# Given task
Write out each record below exactly as it appears, with no pictures.

---------- Information given ----------

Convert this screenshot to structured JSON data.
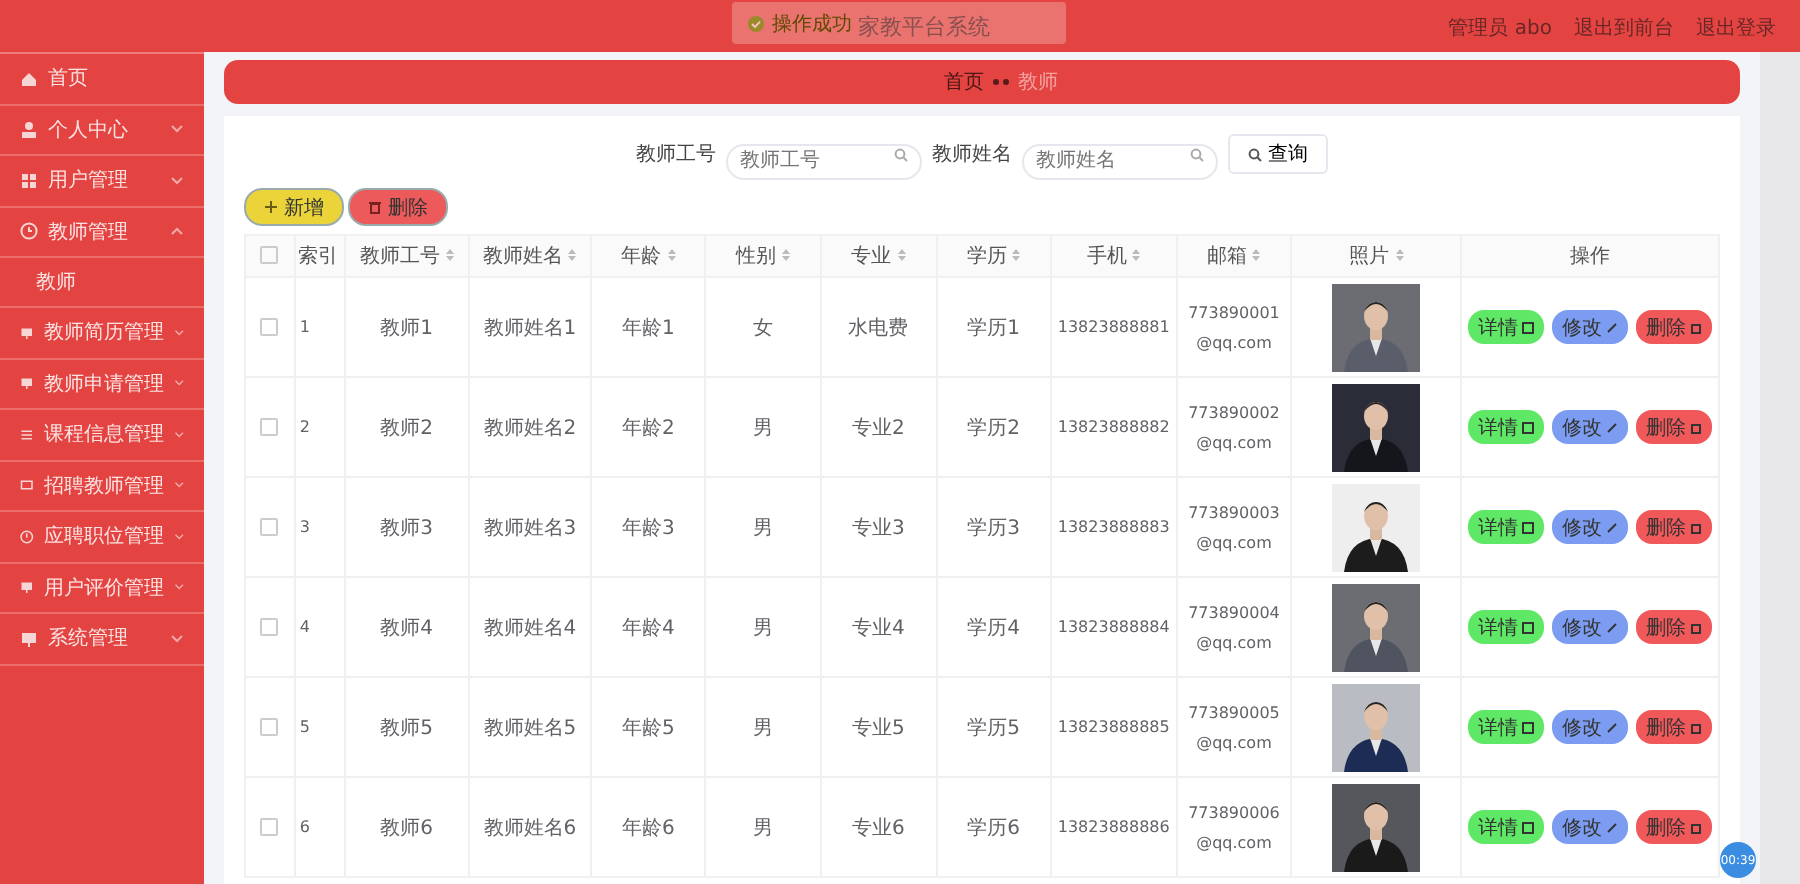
{
  "header": {
    "title": "家教平台系统",
    "user": "管理员 abo",
    "links": [
      "退出到前台",
      "退出登录"
    ]
  },
  "toast": {
    "message": "操作成功"
  },
  "sidebar": {
    "items": [
      {
        "label": "首页",
        "kind": "link"
      },
      {
        "label": "个人中心",
        "kind": "menu",
        "expanded": false
      },
      {
        "label": "用户管理",
        "kind": "menu",
        "expanded": false
      },
      {
        "label": "教师管理",
        "kind": "menu",
        "expanded": true,
        "children": [
          {
            "label": "教师"
          }
        ]
      },
      {
        "label": "教师简历管理",
        "kind": "menu",
        "expanded": false
      },
      {
        "label": "教师申请管理",
        "kind": "menu",
        "expanded": false
      },
      {
        "label": "课程信息管理",
        "kind": "menu",
        "expanded": false
      },
      {
        "label": "招聘教师管理",
        "kind": "menu",
        "expanded": false
      },
      {
        "label": "应聘职位管理",
        "kind": "menu",
        "expanded": false
      },
      {
        "label": "用户评价管理",
        "kind": "menu",
        "expanded": false
      },
      {
        "label": "系统管理",
        "kind": "menu",
        "expanded": false
      }
    ]
  },
  "breadcrumb": [
    "首页",
    "教师"
  ],
  "search": {
    "fields": [
      {
        "label": "教师工号",
        "placeholder": "教师工号"
      },
      {
        "label": "教师姓名",
        "placeholder": "教师姓名"
      }
    ],
    "button": "查询"
  },
  "toolbar": [
    {
      "label": "新增",
      "kind": "add"
    },
    {
      "label": "删除",
      "kind": "delete"
    }
  ],
  "table": {
    "header_checked": false,
    "columns": [
      {
        "label": "索引",
        "sortable": false
      },
      {
        "label": "教师工号",
        "sortable": true
      },
      {
        "label": "教师姓名",
        "sortable": true
      },
      {
        "label": "年龄",
        "sortable": true
      },
      {
        "label": "性别",
        "sortable": true
      },
      {
        "label": "专业",
        "sortable": true
      },
      {
        "label": "学历",
        "sortable": true
      },
      {
        "label": "手机",
        "sortable": true
      },
      {
        "label": "邮箱",
        "sortable": true
      },
      {
        "label": "照片",
        "sortable": true
      },
      {
        "label": "操作",
        "sortable": false
      }
    ],
    "rows": [
      {
        "checked": false,
        "cells": [
          "1",
          "教师1",
          "教师姓名1",
          "年龄1",
          "女",
          "水电费",
          "学历1",
          "13823888881",
          "773890001@qq.com"
        ],
        "actions": [
          {
            "label": "详情",
            "kind": "detail"
          },
          {
            "label": "修改",
            "kind": "edit"
          },
          {
            "label": "删除",
            "kind": "delete"
          }
        ]
      },
      {
        "checked": false,
        "cells": [
          "2",
          "教师2",
          "教师姓名2",
          "年龄2",
          "男",
          "专业2",
          "学历2",
          "13823888882",
          "773890002@qq.com"
        ],
        "actions": [
          {
            "label": "详情",
            "kind": "detail"
          },
          {
            "label": "修改",
            "kind": "edit"
          },
          {
            "label": "删除",
            "kind": "delete"
          }
        ]
      },
      {
        "checked": false,
        "cells": [
          "3",
          "教师3",
          "教师姓名3",
          "年龄3",
          "男",
          "专业3",
          "学历3",
          "13823888883",
          "773890003@qq.com"
        ],
        "actions": [
          {
            "label": "详情",
            "kind": "detail"
          },
          {
            "label": "修改",
            "kind": "edit"
          },
          {
            "label": "删除",
            "kind": "delete"
          }
        ]
      },
      {
        "checked": false,
        "cells": [
          "4",
          "教师4",
          "教师姓名4",
          "年龄4",
          "男",
          "专业4",
          "学历4",
          "13823888884",
          "773890004@qq.com"
        ],
        "actions": [
          {
            "label": "详情",
            "kind": "detail"
          },
          {
            "label": "修改",
            "kind": "edit"
          },
          {
            "label": "删除",
            "kind": "delete"
          }
        ]
      },
      {
        "checked": false,
        "cells": [
          "5",
          "教师5",
          "教师姓名5",
          "年龄5",
          "男",
          "专业5",
          "学历5",
          "13823888885",
          "773890005@qq.com"
        ],
        "actions": [
          {
            "label": "详情",
            "kind": "detail"
          },
          {
            "label": "修改",
            "kind": "edit"
          },
          {
            "label": "删除",
            "kind": "delete"
          }
        ]
      },
      {
        "checked": false,
        "cells": [
          "6",
          "教师6",
          "教师姓名6",
          "年龄6",
          "男",
          "专业6",
          "学历6",
          "13823888886",
          "773890006@qq.com"
        ],
        "actions": [
          {
            "label": "详情",
            "kind": "detail"
          },
          {
            "label": "修改",
            "kind": "edit"
          },
          {
            "label": "删除",
            "kind": "delete"
          }
        ]
      }
    ]
  },
  "recorder": {
    "time": "00:39"
  }
}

----------

# Answer
Convert this screenshot to structured JSON data.
{
  "header": {
    "title": "家教平台系统",
    "user": "管理员 abo",
    "links": [
      "退出到前台",
      "退出登录"
    ]
  },
  "toast": {
    "message": "操作成功"
  },
  "sidebar": {
    "items": [
      {
        "label": "首页",
        "kind": "link"
      },
      {
        "label": "个人中心",
        "kind": "menu",
        "expanded": false
      },
      {
        "label": "用户管理",
        "kind": "menu",
        "expanded": false
      },
      {
        "label": "教师管理",
        "kind": "menu",
        "expanded": true,
        "children": [
          {
            "label": "教师"
          }
        ]
      },
      {
        "label": "教师简历管理",
        "kind": "menu",
        "expanded": false
      },
      {
        "label": "教师申请管理",
        "kind": "menu",
        "expanded": false
      },
      {
        "label": "课程信息管理",
        "kind": "menu",
        "expanded": false
      },
      {
        "label": "招聘教师管理",
        "kind": "menu",
        "expanded": false
      },
      {
        "label": "应聘职位管理",
        "kind": "menu",
        "expanded": false
      },
      {
        "label": "用户评价管理",
        "kind": "menu",
        "expanded": false
      },
      {
        "label": "系统管理",
        "kind": "menu",
        "expanded": false
      }
    ]
  },
  "breadcrumb": [
    "首页",
    "教师"
  ],
  "search": {
    "fields": [
      {
        "label": "教师工号",
        "placeholder": "教师工号"
      },
      {
        "label": "教师姓名",
        "placeholder": "教师姓名"
      }
    ],
    "button": "查询"
  },
  "toolbar": [
    {
      "label": "新增",
      "kind": "add"
    },
    {
      "label": "删除",
      "kind": "delete"
    }
  ],
  "table": {
    "header_checked": false,
    "columns": [
      {
        "label": "索引",
        "sortable": false
      },
      {
        "label": "教师工号",
        "sortable": true
      },
      {
        "label": "教师姓名",
        "sortable": true
      },
      {
        "label": "年龄",
        "sortable": true
      },
      {
        "label": "性别",
        "sortable": true
      },
      {
        "label": "专业",
        "sortable": true
      },
      {
        "label": "学历",
        "sortable": true
      },
      {
        "label": "手机",
        "sortable": true
      },
      {
        "label": "邮箱",
        "sortable": true
      },
      {
        "label": "照片",
        "sortable": true
      },
      {
        "label": "操作",
        "sortable": false
      }
    ],
    "rows": [
      {
        "checked": false,
        "cells": [
          "1",
          "教师1",
          "教师姓名1",
          "年龄1",
          "女",
          "水电费",
          "学历1",
          "13823888881",
          "773890001@qq.com"
        ],
        "actions": [
          {
            "label": "详情",
            "kind": "detail"
          },
          {
            "label": "修改",
            "kind": "edit"
          },
          {
            "label": "删除",
            "kind": "delete"
          }
        ]
      },
      {
        "checked": false,
        "cells": [
          "2",
          "教师2",
          "教师姓名2",
          "年龄2",
          "男",
          "专业2",
          "学历2",
          "13823888882",
          "773890002@qq.com"
        ],
        "actions": [
          {
            "label": "详情",
            "kind": "detail"
          },
          {
            "label": "修改",
            "kind": "edit"
          },
          {
            "label": "删除",
            "kind": "delete"
          }
        ]
      },
      {
        "checked": false,
        "cells": [
          "3",
          "教师3",
          "教师姓名3",
          "年龄3",
          "男",
          "专业3",
          "学历3",
          "13823888883",
          "773890003@qq.com"
        ],
        "actions": [
          {
            "label": "详情",
            "kind": "detail"
          },
          {
            "label": "修改",
            "kind": "edit"
          },
          {
            "label": "删除",
            "kind": "delete"
          }
        ]
      },
      {
        "checked": false,
        "cells": [
          "4",
          "教师4",
          "教师姓名4",
          "年龄4",
          "男",
          "专业4",
          "学历4",
          "13823888884",
          "773890004@qq.com"
        ],
        "actions": [
          {
            "label": "详情",
            "kind": "detail"
          },
          {
            "label": "修改",
            "kind": "edit"
          },
          {
            "label": "删除",
            "kind": "delete"
          }
        ]
      },
      {
        "checked": false,
        "cells": [
          "5",
          "教师5",
          "教师姓名5",
          "年龄5",
          "男",
          "专业5",
          "学历5",
          "13823888885",
          "773890005@qq.com"
        ],
        "actions": [
          {
            "label": "详情",
            "kind": "detail"
          },
          {
            "label": "修改",
            "kind": "edit"
          },
          {
            "label": "删除",
            "kind": "delete"
          }
        ]
      },
      {
        "checked": false,
        "cells": [
          "6",
          "教师6",
          "教师姓名6",
          "年龄6",
          "男",
          "专业6",
          "学历6",
          "13823888886",
          "773890006@qq.com"
        ],
        "actions": [
          {
            "label": "详情",
            "kind": "detail"
          },
          {
            "label": "修改",
            "kind": "edit"
          },
          {
            "label": "删除",
            "kind": "delete"
          }
        ]
      }
    ]
  },
  "recorder": {
    "time": "00:39"
  }
}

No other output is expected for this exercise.